**TASK DETAILS**
Repeat the material verbatim. Images are excluded from the copy.

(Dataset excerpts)
※

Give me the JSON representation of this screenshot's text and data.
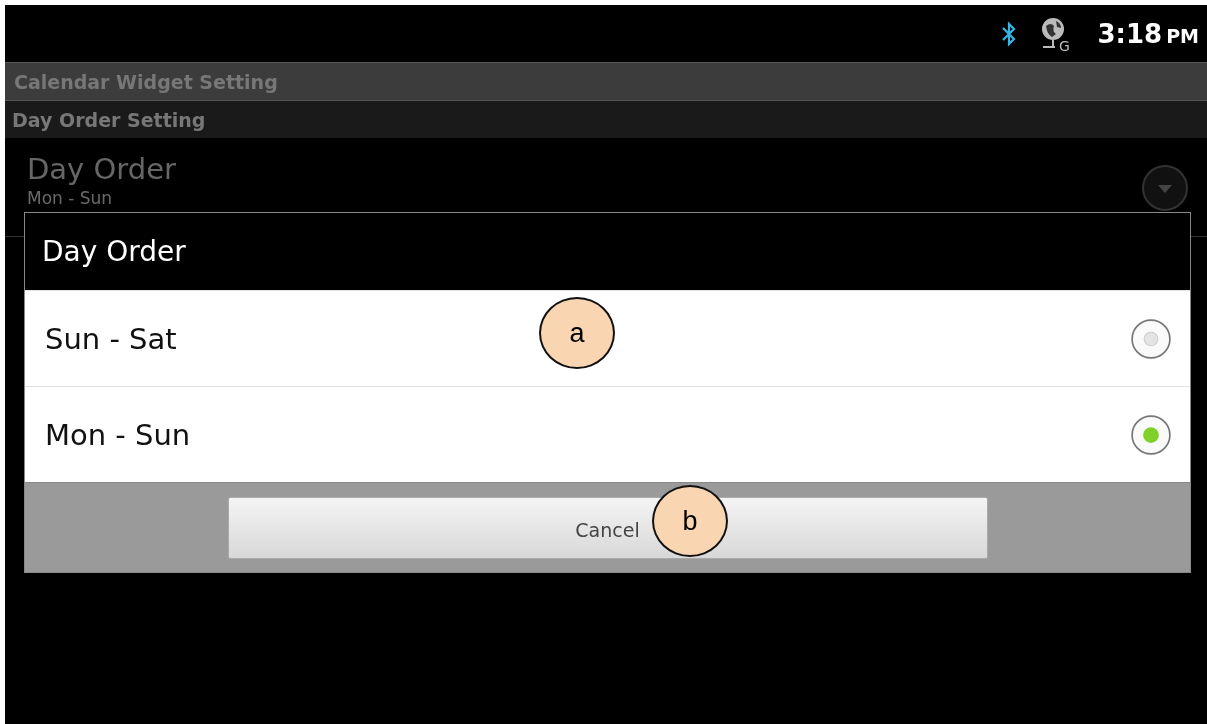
{
  "status_bar": {
    "network_type": "G",
    "time": "3:18",
    "meridiem": "PM"
  },
  "title_bar": {
    "title": "Calendar Widget Setting"
  },
  "section_header": {
    "title": "Day Order Setting"
  },
  "preference": {
    "title": "Day Order",
    "summary": "Mon - Sun"
  },
  "dialog": {
    "title": "Day Order",
    "options": [
      {
        "label": "Sun - Sat",
        "selected": false
      },
      {
        "label": "Mon - Sun",
        "selected": true
      }
    ],
    "buttons": [
      "Cancel"
    ]
  },
  "callouts": [
    {
      "label": "a"
    },
    {
      "label": "b"
    }
  ]
}
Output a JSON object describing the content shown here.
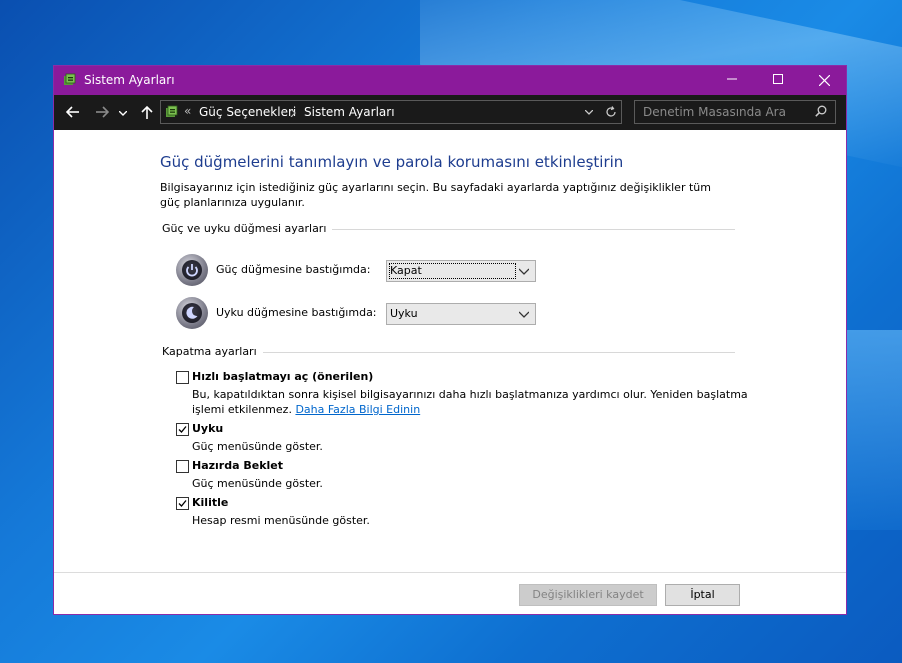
{
  "window": {
    "title": "Sistem Ayarları"
  },
  "navbar": {
    "crumb_prefix": "«",
    "breadcrumbs": [
      "Güç Seçenekleri",
      "Sistem Ayarları"
    ],
    "search_placeholder": "Denetim Masasında Ara"
  },
  "main": {
    "heading": "Güç düğmelerini tanımlayın ve parola korumasını etkinleştirin",
    "description": "Bilgisayarınız için istediğiniz güç ayarlarını seçin. Bu sayfadaki ayarlarda yaptığınız değişiklikler tüm güç planlarınıza uygulanır.",
    "power_group": {
      "label": "Güç ve uyku düğmesi ayarları",
      "power_button": {
        "label": "Güç düğmesine bastığımda:",
        "value": "Kapat"
      },
      "sleep_button": {
        "label": "Uyku düğmesine bastığımda:",
        "value": "Uyku"
      }
    },
    "shutdown_group": {
      "label": "Kapatma ayarları",
      "items": [
        {
          "title": "Hızlı başlatmayı aç (önerilen)",
          "checked": false,
          "desc": "Bu, kapatıldıktan sonra kişisel bilgisayarınızı daha hızlı başlatmanıza yardımcı olur. Yeniden başlatma işlemi etkilenmez.",
          "link": "Daha Fazla Bilgi Edinin"
        },
        {
          "title": "Uyku",
          "checked": true,
          "desc": "Güç menüsünde göster."
        },
        {
          "title": "Hazırda Beklet",
          "checked": false,
          "desc": "Güç menüsünde göster."
        },
        {
          "title": "Kilitle",
          "checked": true,
          "desc": "Hesap resmi menüsünde göster."
        }
      ]
    }
  },
  "footer": {
    "save_label": "Değişiklikleri kaydet",
    "cancel_label": "İptal"
  },
  "colors": {
    "titlebar": "#8b1a9b",
    "heading": "#1e3d8f",
    "link": "#0066cc"
  }
}
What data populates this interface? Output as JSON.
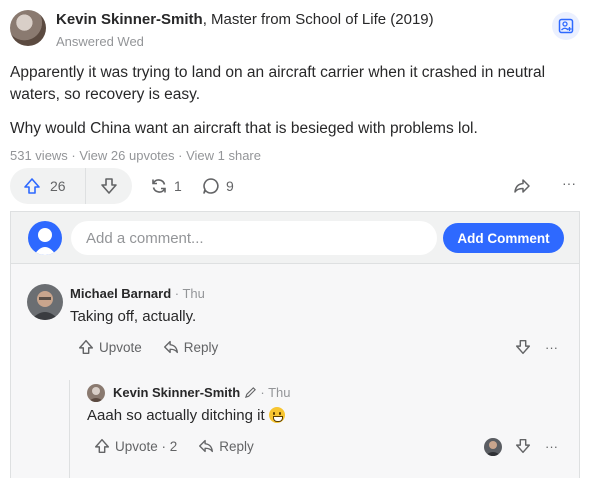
{
  "answer": {
    "author_name": "Kevin Skinner-Smith",
    "author_credential": ", Master from School of Life (2019)",
    "answered_time": "Answered Wed",
    "paragraphs": [
      "Apparently it was trying to land on an aircraft carrier when it crashed in neutral waters, so recovery is easy.",
      "Why would China want an aircraft that is besieged with problems lol."
    ],
    "stats": "531 views · View 26 upvotes · View 1 share",
    "upvotes": "26",
    "shares": "1",
    "comments": "9",
    "more": "···"
  },
  "add_comment": {
    "placeholder": "Add a comment...",
    "button_label": "Add Comment"
  },
  "comments": [
    {
      "author": "Michael Barnard",
      "time": " · Thu",
      "text": "Taking off, actually.",
      "upvote_label": "Upvote",
      "reply_label": "Reply",
      "more": "···"
    },
    {
      "author": "Kevin Skinner-Smith",
      "time": " · Thu",
      "text": "Aaah so actually ditching it",
      "upvote_label": "Upvote · 2",
      "reply_label": "Reply",
      "more": "···"
    }
  ],
  "colors": {
    "accent": "#2e69ff",
    "muted": "#939598",
    "text": "#282829"
  }
}
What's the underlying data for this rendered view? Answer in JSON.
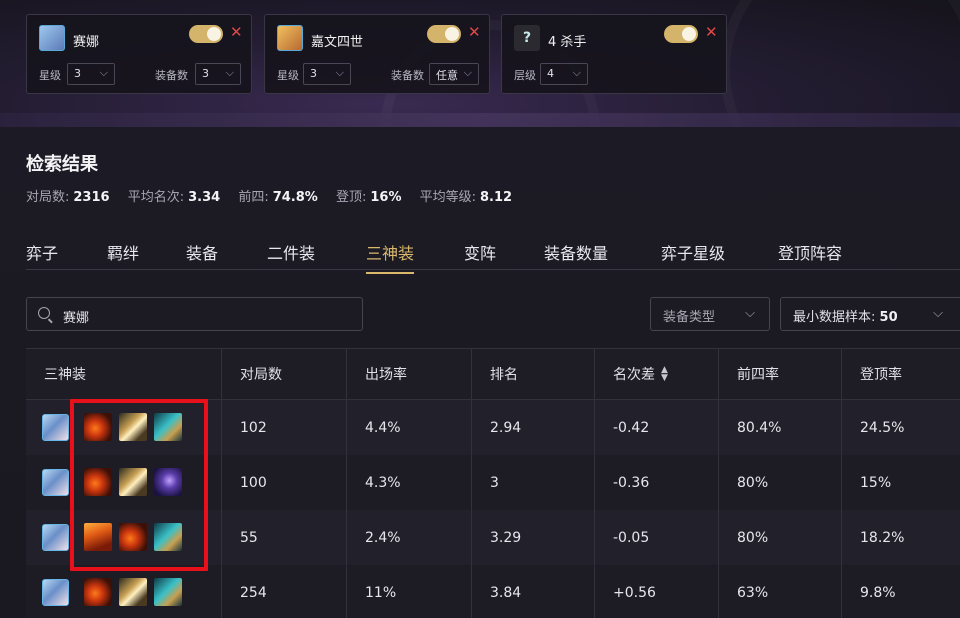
{
  "filters": [
    {
      "name": "赛娜",
      "icon": "champion-icon",
      "fields": [
        {
          "label": "星级",
          "value": "3"
        },
        {
          "label": "装备数",
          "value": "3"
        }
      ]
    },
    {
      "name": "嘉文四世",
      "icon": "champion-icon",
      "fields": [
        {
          "label": "星级",
          "value": "3"
        },
        {
          "label": "装备数",
          "value": "任意"
        }
      ]
    },
    {
      "name": "4 杀手",
      "icon": "trait-icon",
      "fields": [
        {
          "label": "层级",
          "value": "4"
        }
      ]
    }
  ],
  "results": {
    "title": "检索结果",
    "stats": [
      {
        "label": "对局数:",
        "value": "2316"
      },
      {
        "label": "平均名次:",
        "value": "3.34"
      },
      {
        "label": "前四:",
        "value": "74.8%"
      },
      {
        "label": "登顶:",
        "value": "16%"
      },
      {
        "label": "平均等级:",
        "value": "8.12"
      }
    ]
  },
  "tabs": [
    "弈子",
    "羁绊",
    "装备",
    "二件装",
    "三神装",
    "变阵",
    "装备数量",
    "弈子星级",
    "登顶阵容"
  ],
  "active_tab": "三神装",
  "search": {
    "value": "赛娜"
  },
  "dropdowns": {
    "equip_type": "装备类型",
    "min_sample_label": "最小数据样本:",
    "min_sample_value": "50"
  },
  "table": {
    "headers": [
      "三神装",
      "对局数",
      "出场率",
      "排名",
      "名次差",
      "前四率",
      "登顶率"
    ],
    "rows": [
      {
        "items": [
          "item-a",
          "item-b",
          "item-c"
        ],
        "games": "102",
        "pick_rate": "4.4%",
        "rank": "2.94",
        "diff": "-0.42",
        "top4": "80.4%",
        "win": "24.5%"
      },
      {
        "items": [
          "item-a",
          "item-b",
          "item-d"
        ],
        "games": "100",
        "pick_rate": "4.3%",
        "rank": "3",
        "diff": "-0.36",
        "top4": "80%",
        "win": "15%"
      },
      {
        "items": [
          "item-e",
          "item-a",
          "item-c"
        ],
        "games": "55",
        "pick_rate": "2.4%",
        "rank": "3.29",
        "diff": "-0.05",
        "top4": "80%",
        "win": "18.2%"
      },
      {
        "items": [
          "item-a",
          "item-b",
          "item-c"
        ],
        "games": "254",
        "pick_rate": "11%",
        "rank": "3.84",
        "diff": "+0.56",
        "top4": "63%",
        "win": "9.8%"
      }
    ]
  },
  "colors": {
    "accent": "#d9b86c",
    "highlight": "#e8101a",
    "toggle": "#d4b36a"
  }
}
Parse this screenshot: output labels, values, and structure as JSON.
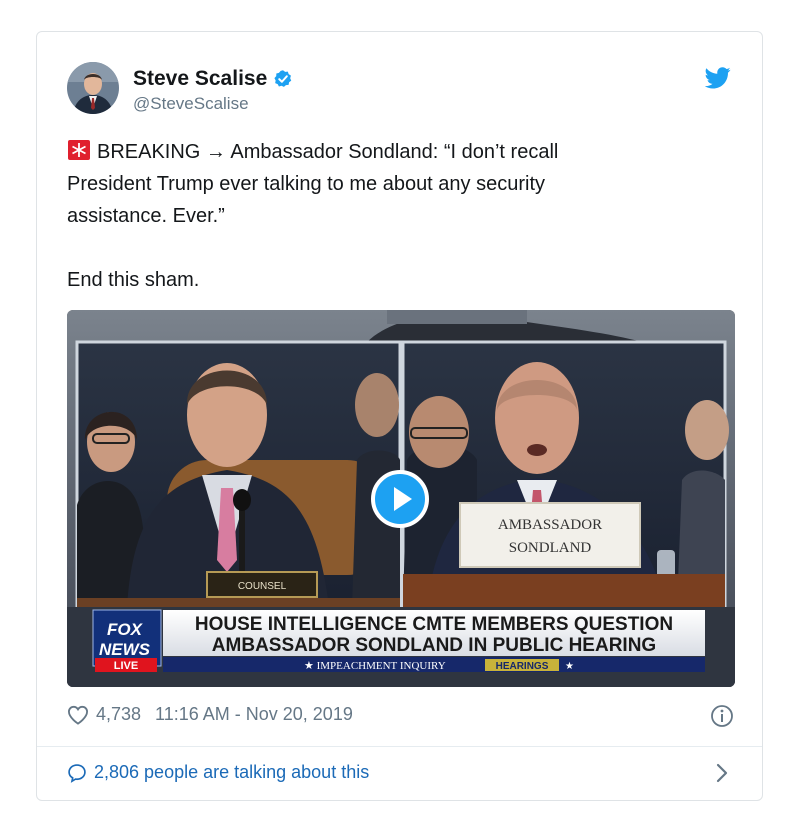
{
  "tweet": {
    "author_name": "Steve Scalise",
    "author_handle": "@SteveScalise",
    "line_1": "BREAKING → Ambassador Sondland: “I don’t recall",
    "line_2": "President Trump ever talking to me about any security",
    "line_3": "assistance. Ever.”",
    "line_4": "End this sham."
  },
  "media": {
    "counsel_plate": "COUNSEL",
    "nameplate_line_1": "AMBASSADOR",
    "nameplate_line_2": "SONDLAND",
    "logo_line_1": "FOX",
    "logo_line_2": "NEWS",
    "logo_live": "LIVE",
    "headline_line_1": "HOUSE INTELLIGENCE CMTE MEMBERS QUESTION",
    "headline_line_2": "AMBASSADOR SONDLAND IN PUBLIC HEARING",
    "ticker_label": "★ IMPEACHMENT INQUIRY",
    "ticker_badge": "HEARINGS",
    "ticker_star": "★"
  },
  "footer": {
    "likes": "4,738",
    "time": "11:16 AM - Nov 20, 2019",
    "talking": "2,806 people are talking about this"
  },
  "icons": {
    "verified": "verified-badge-icon",
    "twitter": "twitter-bird-icon",
    "siren": "rotating-light-icon",
    "play": "play-icon",
    "like": "heart-icon",
    "info": "info-icon",
    "reply": "speech-bubble-icon",
    "chevron": "chevron-right-icon"
  },
  "colors": {
    "twitter_blue": "#1da1f2",
    "link_blue": "#1b6ab7",
    "text": "#14171a",
    "muted": "#657786"
  }
}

※

**REPLY TO THE TASK**
Give me the JSON representation of this screenshot's text and data.
{
  "status_bar": {
    "network_type": "G",
    "time": "3:18",
    "meridiem": "PM"
  },
  "title_bar": {
    "title": "Calendar Widget Setting"
  },
  "section_header": {
    "title": "Day Order Setting"
  },
  "preference": {
    "title": "Day Order",
    "summary": "Mon - Sun"
  },
  "dialog": {
    "title": "Day Order",
    "options": [
      {
        "label": "Sun - Sat",
        "selected": false
      },
      {
        "label": "Mon - Sun",
        "selected": true
      }
    ],
    "buttons": [
      "Cancel"
    ]
  },
  "callouts": [
    {
      "label": "a"
    },
    {
      "label": "b"
    }
  ]
}
Output a JSON object describing the content shown here.
{
  "window": {
    "title": "Sistem Ayarları"
  },
  "navbar": {
    "crumb_prefix": "«",
    "breadcrumbs": [
      "Güç Seçenekleri",
      "Sistem Ayarları"
    ],
    "search_placeholder": "Denetim Masasında Ara"
  },
  "main": {
    "heading": "Güç düğmelerini tanımlayın ve parola korumasını etkinleştirin",
    "description": "Bilgisayarınız için istediğiniz güç ayarlarını seçin. Bu sayfadaki ayarlarda yaptığınız değişiklikler tüm güç planlarınıza uygulanır.",
    "power_group": {
      "label": "Güç ve uyku düğmesi ayarları",
      "power_button": {
        "label": "Güç düğmesine bastığımda:",
        "value": "Kapat"
      },
      "sleep_button": {
        "label": "Uyku düğmesine bastığımda:",
        "value": "Uyku"
      }
    },
    "shutdown_group": {
      "label": "Kapatma ayarları",
      "items": [
        {
          "title": "Hızlı başlatmayı aç (önerilen)",
          "checked": false,
          "desc": "Bu, kapatıldıktan sonra kişisel bilgisayarınızı daha hızlı başlatmanıza yardımcı olur. Yeniden başlatma işlemi etkilenmez.",
          "link": "Daha Fazla Bilgi Edinin"
        },
        {
          "title": "Uyku",
          "checked": true,
          "desc": "Güç menüsünde göster."
        },
        {
          "title": "Hazırda Beklet",
          "checked": false,
          "desc": "Güç menüsünde göster."
        },
        {
          "title": "Kilitle",
          "checked": true,
          "desc": "Hesap resmi menüsünde göster."
        }
      ]
    }
  },
  "footer": {
    "save_label": "Değişiklikleri kaydet",
    "cancel_label": "İptal"
  },
  "colors": {
    "titlebar": "#8b1a9b",
    "heading": "#1e3d8f",
    "link": "#0066cc"
  }
}
What data populates this interface? Output as JSON.
{
  "answer": {
    "author_name": "Kevin Skinner-Smith",
    "author_credential": ", Master from School of Life (2019)",
    "answered_time": "Answered Wed",
    "paragraphs": [
      "Apparently it was trying to land on an aircraft carrier when it crashed in neutral waters, so recovery is easy.",
      "Why would China want an aircraft that is besieged with problems lol."
    ],
    "stats": "531 views · View 26 upvotes · View 1 share",
    "upvotes": "26",
    "shares": "1",
    "comments": "9",
    "more": "···"
  },
  "add_comment": {
    "placeholder": "Add a comment...",
    "button_label": "Add Comment"
  },
  "comments": [
    {
      "author": "Michael Barnard",
      "time": " · Thu",
      "text": "Taking off, actually.",
      "upvote_label": "Upvote",
      "reply_label": "Reply",
      "more": "···"
    },
    {
      "author": "Kevin Skinner-Smith",
      "time": " · Thu",
      "text": "Aaah so actually ditching it",
      "upvote_label": "Upvote · 2",
      "reply_label": "Reply",
      "more": "···"
    }
  ],
  "colors": {
    "accent": "#2e69ff",
    "muted": "#939598",
    "text": "#282829"
  }
}
What's the underlying data for this rendered view? Answer in JSON.
{
  "filters": [
    {
      "name": "赛娜",
      "icon": "champion-icon",
      "fields": [
        {
          "label": "星级",
          "value": "3"
        },
        {
          "label": "装备数",
          "value": "3"
        }
      ]
    },
    {
      "name": "嘉文四世",
      "icon": "champion-icon",
      "fields": [
        {
          "label": "星级",
          "value": "3"
        },
        {
          "label": "装备数",
          "value": "任意"
        }
      ]
    },
    {
      "name": "4 杀手",
      "icon": "trait-icon",
      "fields": [
        {
          "label": "层级",
          "value": "4"
        }
      ]
    }
  ],
  "results": {
    "title": "检索结果",
    "stats": [
      {
        "label": "对局数:",
        "value": "2316"
      },
      {
        "label": "平均名次:",
        "value": "3.34"
      },
      {
        "label": "前四:",
        "value": "74.8%"
      },
      {
        "label": "登顶:",
        "value": "16%"
      },
      {
        "label": "平均等级:",
        "value": "8.12"
      }
    ]
  },
  "tabs": [
    "弈子",
    "羁绊",
    "装备",
    "二件装",
    "三神装",
    "变阵",
    "装备数量",
    "弈子星级",
    "登顶阵容"
  ],
  "active_tab": "三神装",
  "search": {
    "value": "赛娜"
  },
  "dropdowns": {
    "equip_type": "装备类型",
    "min_sample_label": "最小数据样本:",
    "min_sample_value": "50"
  },
  "table": {
    "headers": [
      "三神装",
      "对局数",
      "出场率",
      "排名",
      "名次差",
      "前四率",
      "登顶率"
    ],
    "rows": [
      {
        "items": [
          "item-a",
          "item-b",
          "item-c"
        ],
        "games": "102",
        "pick_rate": "4.4%",
        "rank": "2.94",
        "diff": "-0.42",
        "top4": "80.4%",
        "win": "24.5%"
      },
      {
        "items": [
          "item-a",
          "item-b",
          "item-d"
        ],
        "games": "100",
        "pick_rate": "4.3%",
        "rank": "3",
        "diff": "-0.36",
        "top4": "80%",
        "win": "15%"
      },
      {
        "items": [
          "item-e",
          "item-a",
          "item-c"
        ],
        "games": "55",
        "pick_rate": "2.4%",
        "rank": "3.29",
        "diff": "-0.05",
        "top4": "80%",
        "win": "18.2%"
      },
      {
        "items": [
          "item-a",
          "item-b",
          "item-c"
        ],
        "games": "254",
        "pick_rate": "11%",
        "rank": "3.84",
        "diff": "+0.56",
        "top4": "63%",
        "win": "9.8%"
      }
    ]
  },
  "colors": {
    "accent": "#d9b86c",
    "highlight": "#e8101a",
    "toggle": "#d4b36a"
  }
}
Parse this screenshot: output labels, values, and structure as JSON.
{
  "tweet": {
    "author_name": "Steve Scalise",
    "author_handle": "@SteveScalise",
    "line_1": "BREAKING → Ambassador Sondland: “I don’t recall",
    "line_2": "President Trump ever talking to me about any security",
    "line_3": "assistance. Ever.”",
    "line_4": "End this sham."
  },
  "media": {
    "counsel_plate": "COUNSEL",
    "nameplate_line_1": "AMBASSADOR",
    "nameplate_line_2": "SONDLAND",
    "logo_line_1": "FOX",
    "logo_line_2": "NEWS",
    "logo_live": "LIVE",
    "headline_line_1": "HOUSE INTELLIGENCE CMTE MEMBERS QUESTION",
    "headline_line_2": "AMBASSADOR SONDLAND IN PUBLIC HEARING",
    "ticker_label": "★ IMPEACHMENT INQUIRY",
    "ticker_badge": "HEARINGS",
    "ticker_star": "★"
  },
  "footer": {
    "likes": "4,738",
    "time": "11:16 AM - Nov 20, 2019",
    "talking": "2,806 people are talking about this"
  },
  "icons": {
    "verified": "verified-badge-icon",
    "twitter": "twitter-bird-icon",
    "siren": "rotating-light-icon",
    "play": "play-icon",
    "like": "heart-icon",
    "info": "info-icon",
    "reply": "speech-bubble-icon",
    "chevron": "chevron-right-icon"
  },
  "colors": {
    "twitter_blue": "#1da1f2",
    "link_blue": "#1b6ab7",
    "text": "#14171a",
    "muted": "#657786"
  }
}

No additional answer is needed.